— begin Provided records —
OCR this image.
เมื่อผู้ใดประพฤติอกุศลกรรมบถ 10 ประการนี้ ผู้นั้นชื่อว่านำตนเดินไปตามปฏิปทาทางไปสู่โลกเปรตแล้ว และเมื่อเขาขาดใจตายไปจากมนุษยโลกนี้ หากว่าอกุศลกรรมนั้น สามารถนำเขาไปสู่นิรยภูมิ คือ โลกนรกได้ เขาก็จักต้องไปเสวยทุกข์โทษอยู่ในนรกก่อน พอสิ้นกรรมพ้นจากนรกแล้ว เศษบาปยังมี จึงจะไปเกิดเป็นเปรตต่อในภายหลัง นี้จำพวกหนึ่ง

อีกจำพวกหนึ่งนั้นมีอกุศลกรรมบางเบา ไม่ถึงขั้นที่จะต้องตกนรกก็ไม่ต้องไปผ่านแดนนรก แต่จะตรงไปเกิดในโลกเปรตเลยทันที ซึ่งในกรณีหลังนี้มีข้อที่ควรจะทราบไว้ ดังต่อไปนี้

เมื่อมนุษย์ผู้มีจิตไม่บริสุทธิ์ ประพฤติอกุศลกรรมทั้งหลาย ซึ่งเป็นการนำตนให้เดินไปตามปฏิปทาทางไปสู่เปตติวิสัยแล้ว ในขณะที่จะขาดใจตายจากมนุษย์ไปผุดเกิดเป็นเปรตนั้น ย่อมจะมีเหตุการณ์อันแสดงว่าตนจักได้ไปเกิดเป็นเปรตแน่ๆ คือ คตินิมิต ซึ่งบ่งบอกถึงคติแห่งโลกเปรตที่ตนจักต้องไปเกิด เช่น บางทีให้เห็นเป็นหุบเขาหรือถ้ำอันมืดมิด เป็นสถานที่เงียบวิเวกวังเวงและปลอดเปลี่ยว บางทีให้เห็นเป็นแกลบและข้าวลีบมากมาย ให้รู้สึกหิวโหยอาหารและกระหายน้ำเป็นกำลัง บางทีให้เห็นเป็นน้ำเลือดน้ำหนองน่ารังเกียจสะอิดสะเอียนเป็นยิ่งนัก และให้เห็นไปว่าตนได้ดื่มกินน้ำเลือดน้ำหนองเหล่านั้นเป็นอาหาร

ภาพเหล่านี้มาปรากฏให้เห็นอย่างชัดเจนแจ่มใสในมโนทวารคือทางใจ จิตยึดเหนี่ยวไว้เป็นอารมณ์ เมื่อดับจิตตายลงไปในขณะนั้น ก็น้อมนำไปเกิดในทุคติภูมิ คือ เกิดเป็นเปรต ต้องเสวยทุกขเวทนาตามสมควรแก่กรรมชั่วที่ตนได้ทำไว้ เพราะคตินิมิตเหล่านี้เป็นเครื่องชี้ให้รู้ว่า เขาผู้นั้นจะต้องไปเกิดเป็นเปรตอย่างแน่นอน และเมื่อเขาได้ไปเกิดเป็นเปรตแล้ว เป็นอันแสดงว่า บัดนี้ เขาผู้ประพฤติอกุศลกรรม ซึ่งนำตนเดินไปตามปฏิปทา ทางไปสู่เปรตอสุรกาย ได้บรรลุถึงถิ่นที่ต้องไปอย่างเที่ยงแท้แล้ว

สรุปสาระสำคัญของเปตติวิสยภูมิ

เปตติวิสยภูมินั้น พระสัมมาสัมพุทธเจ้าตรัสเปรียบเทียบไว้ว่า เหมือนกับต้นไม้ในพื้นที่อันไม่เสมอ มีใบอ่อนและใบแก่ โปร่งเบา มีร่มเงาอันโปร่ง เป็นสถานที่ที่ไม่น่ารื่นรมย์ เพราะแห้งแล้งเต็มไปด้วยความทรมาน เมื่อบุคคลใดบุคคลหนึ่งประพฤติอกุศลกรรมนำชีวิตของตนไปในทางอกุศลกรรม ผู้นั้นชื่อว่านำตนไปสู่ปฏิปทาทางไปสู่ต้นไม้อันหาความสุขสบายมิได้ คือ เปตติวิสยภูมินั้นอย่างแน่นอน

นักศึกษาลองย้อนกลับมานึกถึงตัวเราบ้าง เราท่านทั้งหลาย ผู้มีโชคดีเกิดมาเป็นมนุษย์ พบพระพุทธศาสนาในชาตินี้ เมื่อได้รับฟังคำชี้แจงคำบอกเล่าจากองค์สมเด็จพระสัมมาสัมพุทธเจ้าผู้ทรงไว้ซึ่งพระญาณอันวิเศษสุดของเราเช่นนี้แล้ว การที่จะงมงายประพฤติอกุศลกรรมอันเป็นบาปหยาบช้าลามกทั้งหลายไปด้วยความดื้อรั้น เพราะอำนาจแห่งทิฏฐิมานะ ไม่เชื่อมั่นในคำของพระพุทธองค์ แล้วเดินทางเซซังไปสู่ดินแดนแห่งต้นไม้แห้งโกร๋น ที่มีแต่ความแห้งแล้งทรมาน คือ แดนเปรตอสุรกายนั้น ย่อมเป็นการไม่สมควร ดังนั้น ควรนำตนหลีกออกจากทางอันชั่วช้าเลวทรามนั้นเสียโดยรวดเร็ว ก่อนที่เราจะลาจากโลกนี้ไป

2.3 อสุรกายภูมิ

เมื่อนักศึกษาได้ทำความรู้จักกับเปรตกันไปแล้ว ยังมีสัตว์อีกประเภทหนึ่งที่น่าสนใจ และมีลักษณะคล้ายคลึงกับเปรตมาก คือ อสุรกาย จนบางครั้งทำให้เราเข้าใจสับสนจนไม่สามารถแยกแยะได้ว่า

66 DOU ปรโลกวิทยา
— end Provided records —
Every line of the data above should be reproduced word for word.

### Exercise output:
OCR this image.
เมื่อผู้ใดประพฤติอกุศลกรรมบถ 10 ประการนี้ ผู้นั้นชื่อว่านำตนเดินไปตามปฏิปทาทางไปสู่โลกเปรตแล้ว และเมื่อเขาขาดใจตายไปจากมนุษยโลกนี้ หากว่าอกุศลกรรมนั้น สามารถนำเขาไปสู่นิรยภูมิ คือ โลกนรกได้ เขาก็จักต้องไปเสวยทุกข์โทษอยู่ในนรกก่อน พอสิ้นกรรมพ้นจากนรกแล้ว เศษบาปยังมี จึงจะไปเกิดเป็นเปรตต่อในภายหลัง นี้จำพวกหนึ่ง

อีกจำพวกหนึ่งนั้นมีอกุศลกรรมบางเบา ไม่ถึงขั้นที่จะต้องตกนรกก็ไม่ต้องไปผ่านแดนนรก แต่จะตรงไปเกิดในโลกเปรตเลยทันที ซึ่งในกรณีหลังนี้มีข้อที่ควรจะทราบไว้ ดังต่อไปนี้

เมื่อมนุษย์ผู้มีจิตไม่บริสุทธิ์ ประพฤติอกุศลกรรมทั้งหลาย ซึ่งเป็นการนำตนให้เดินไปตามปฏิปทาทางไปสู่เปตติวิสัยแล้ว ในขณะที่จะขาดใจตายจากมนุษย์ไปผุดเกิดเป็นเปรตนั้น ย่อมจะมีเหตุการณ์อันแสดงว่าตนจักได้ไปเกิดเป็นเปรตแน่ๆ คือ คตินิมิต ซึ่งบ่งบอกถึงคติแห่งโลกเปรตที่ตนจักต้องไปเกิด เช่น บางทีให้เห็นเป็นหุบเขาหรือถ้ำอันมืดมิด เป็นสถานที่เงียบวิเวกวังเวงและปลอดเปลี่ยว บางทีให้เห็นเป็นแกลบและข้าวลีบมากมาย ให้รู้สึกหิวโหยอาหารและกระหายน้ำเป็นกำลัง บางทีให้เห็นเป็นน้ำเลือดน้ำหนองน่ารังเกียจสะอิดสะเอียนเป็นยิ่งนัก และให้เห็นไปว่าตนได้ดื่มกินน้ำเลือดน้ำหนองเหล่านั้นเป็นอาหาร

ภาพเหล่านี้มาปรากฏให้เห็นอย่างชัดเจนแจ่มใสในมโนทวารคือทางใจ จิตยึดเหนี่ยวไว้เป็นอารมณ์ เมื่อดับจิตตายลงไปในขณะนั้น ก็น้อมนำไปเกิดในทุคติภูมิ คือ เกิดเป็นเปรต ต้องเสวยทุกขเวทนาตามสมควรแก่กรรมชั่วที่ตนได้ทำไว้ เพราะคตินิมิตเหล่านี้เป็นเครื่องชี้ให้รู้ว่า เขาผู้นั้นจะต้องไปเกิดเป็นเปรตอย่างแน่นอน และเมื่อเขาได้ไปเกิดเป็นเปรตแล้ว เป็นอันแสดงว่า บัดนี้ เขาผู้ประพฤติอกุศลกรรม ซึ่งนำตนเดินไปตามปฏิปทา ทางไปสู่เปรตอสุรกาย ได้บรรลุถึงถิ่นที่ต้องไปอย่างเที่ยงแท้แล้ว

สรุปสาระสำคัญของเปตติวิสยภูมิ

เปตติวิสยภูมินั้น พระสัมมาสัมพุทธเจ้าตรัสเปรียบเทียบไว้ว่า เหมือนกับต้นไม้ในพื้นที่อันไม่เสมอ มีใบอ่อนและใบแก่ โปร่งเบา มีร่มเงาอันโปร่ง เป็นสถานที่ที่ไม่น่ารื่นรมย์ เพราะแห้งแล้งเต็มไปด้วยความทรมาน เมื่อบุคคลใดบุคคลหนึ่งประพฤติอกุศลกรรมนำชีวิตของตนไปในทางอกุศลกรรม ผู้นั้นชื่อว่านำตนไปสู่ปฏิปทาทางไปสู่ต้นไม้อันหาความสุขสบายมิได้ คือ เปตติวิสยภูมินั้นอย่างแน่นอน

นักศึกษาลองย้อนกลับมานึกถึงตัวเราบ้าง เราท่านทั้งหลาย ผู้มีโชคดีเกิดมาเป็นมนุษย์ พบพระพุทธศาสนาในชาตินี้ เมื่อได้รับฟังคำชี้แจงคำบอกเล่าจากองค์สมเด็จพระสัมมาสัมพุทธเจ้าผู้ทรงไว้ซึ่งพระญาณอันวิเศษสุดของเราเช่นนี้แล้ว การที่จะงมงายประพฤติอกุศลกรรมอันเป็นบาปหยาบช้าลามกทั้งหลายไปด้วยความดื้อรั้น เพราะอำนาจแห่งทิฏฐิมานะ ไม่เชื่อมั่นในคำของพระพุทธองค์ แล้วเดินทางเซซังไปสู่ดินแดนแห่งต้นไม้แห้งโกร๋น ที่มีแต่ความแห้งแล้งทรมาน คือ แดนเปรตอสุรกายนั้น ย่อมเป็นการไม่สมควร ดังนั้น ควรนำตนหลีกออกจากทางอันชั่วช้าเลวทรามนั้นเสียโดยรวดเร็ว ก่อนที่เราจะลาจากโลกนี้ไป

2.3 อสุรกายภูมิ

เมื่อนักศึกษาได้ทำความรู้จักกับเปรตกันไปแล้ว ยังมีสัตว์อีกประเภทหนึ่งที่น่าสนใจ และมีลักษณะคล้ายคลึงกับเปรตมาก คือ อสุรกาย จนบางครั้งทำให้เราเข้าใจสับสนจนไม่สามารถแยกแยะได้ว่า

66 DOU ปรโลกวิทยา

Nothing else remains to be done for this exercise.